** SOURCE DATA **
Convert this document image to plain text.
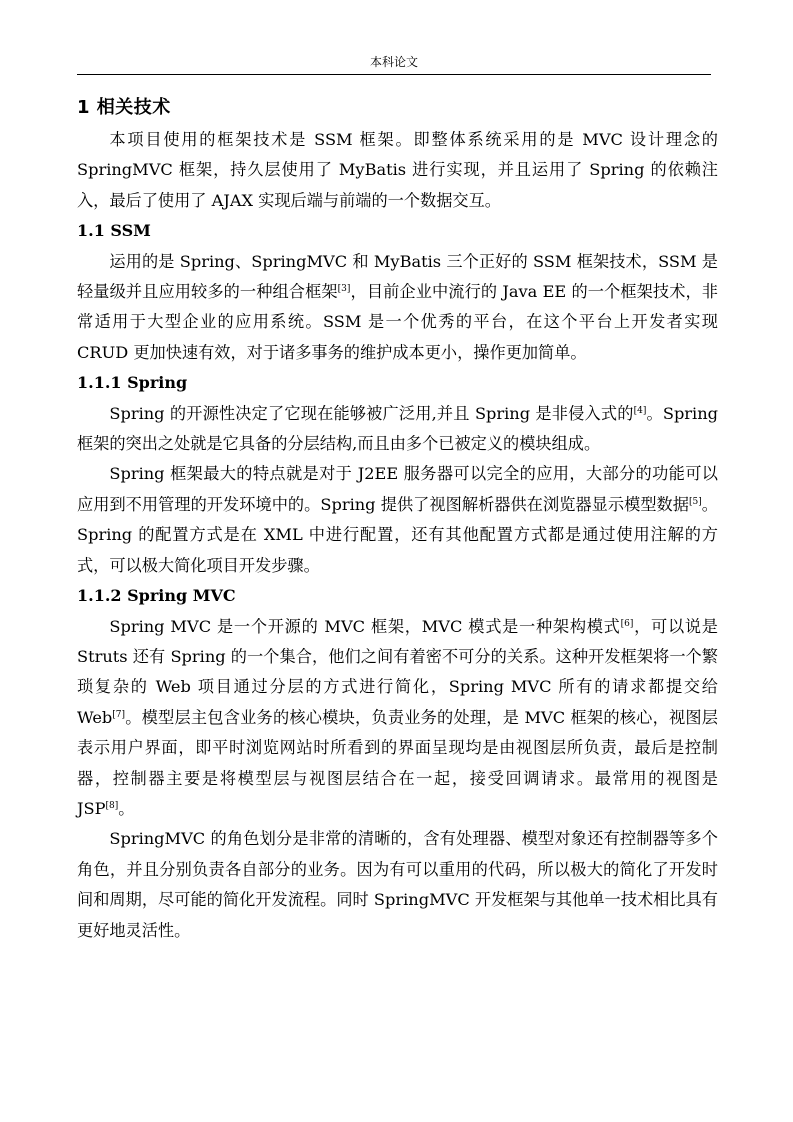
本科论文
1 相关技术

本项目使用的框架技术是 SSM 框架。即整体系统采用的是 MVC 设计理念的 SpringMVC 框架，持久层使用了 MyBatis 进行实现，并且运用了 Spring 的依赖注入，最后了使用了 AJAX 实现后端与前端的一个数据交互。

1.1 SSM

运用的是 Spring、SpringMVC 和 MyBatis 三个正好的 SSM 框架技术，SSM 是轻量级并且应用较多的一种组合框架[3]，目前企业中流行的 Java EE 的一个框架技术，非常适用于大型企业的应用系统。SSM 是一个优秀的平台，在这个平台上开发者实现 CRUD 更加快速有效，对于诸多事务的维护成本更小，操作更加简单。

1.1.1 Spring

Spring 的开源性决定了它现在能够被广泛用,并且 Spring 是非侵入式的[4]。Spring 框架的突出之处就是它具备的分层结构,而且由多个已被定义的模块组成。

Spring 框架最大的特点就是对于 J2EE 服务器可以完全的应用，大部分的功能可以应用到不用管理的开发环境中的。Spring 提供了视图解析器供在浏览器显示模型数据[5]。Spring 的配置方式是在 XML 中进行配置，还有其他配置方式都是通过使用注解的方式，可以极大简化项目开发步骤。

1.1.2 Spring MVC

Spring MVC 是一个开源的 MVC 框架，MVC 模式是一种架构模式[6]，可以说是 Struts 还有 Spring 的一个集合，他们之间有着密不可分的关系。这种开发框架将一个繁琐复杂的 Web 项目通过分层的方式进行简化，Spring MVC 所有的请求都提交给 Web[7]。模型层主包含业务的核心模块，负责业务的处理，是 MVC 框架的核心，视图层表示用户界面，即平时浏览网站时所看到的界面呈现均是由视图层所负责，最后是控制器，控制器主要是将模型层与视图层结合在一起，接受回调请求。最常用的视图是 JSP[8]。

SpringMVC 的角色划分是非常的清晰的，含有处理器、模型对象还有控制器等多个角色，并且分别负责各自部分的业务。因为有可以重用的代码，所以极大的简化了开发时间和周期，尽可能的简化开发流程。同时 SpringMVC 开发框架与其他单一技术相比具有更好地灵活性。
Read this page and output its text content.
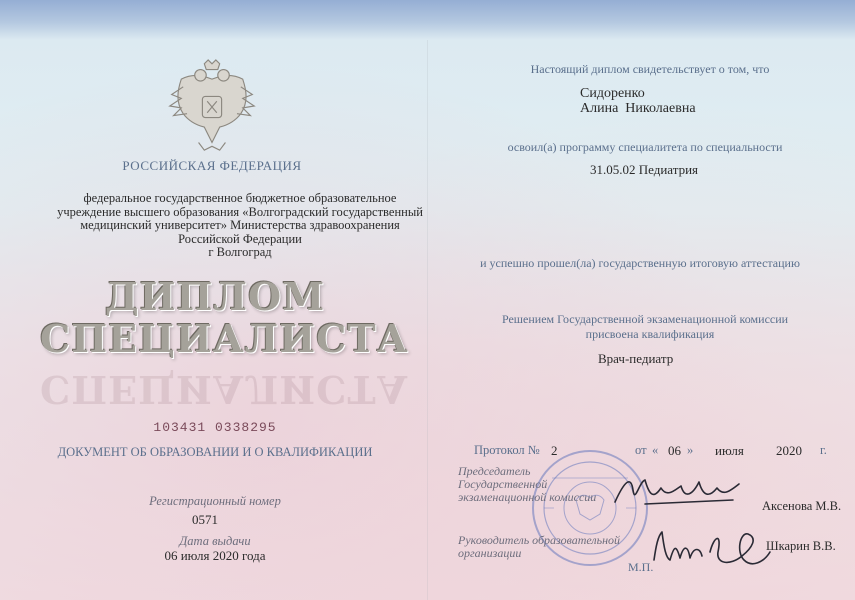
РОССИЙСКАЯ ФЕДЕРАЦИЯ
федеральное государственное бюджетное образовательное
учреждение высшего образования «Волгоградский государственный
медицинский университет» Министерства здравоохранения
Российской Федерации
г Волгоград
ДИПЛОМ
СПЕЦИАЛИСТА
СПЕЦИАЛИСТА
103431 0338295
ДОКУМЕНТ ОБ ОБРАЗОВАНИИ И О КВАЛИФИКАЦИИ
Регистрационный номер
0571
Дата выдачи
06 июля 2020 года
Настоящий диплом свидетельствует о том, что
Сидоренко
Алина  Николаевна
освоил(а) программу специалитета по специальности
31.05.02 Педиатрия
и успешно прошел(ла) государственную итоговую аттестацию
Решением Государственной экзаменационной комиссии
присвоена квалификация
Врач-педиатр
Протокол № 2	от « 06 » июля 2020 г.
Председатель
Государственной
экзаменационной комиссии
Аксенова М.В.
Руководитель образовательной
организации	Шкарин В.В.
М.П.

** BRIEF **
Identify every line above with the string "Государственной" in it. Copy those lines.

** SOLUTION FOR THIS TASK **
Решением Государственной экзаменационной комиссии
Государственной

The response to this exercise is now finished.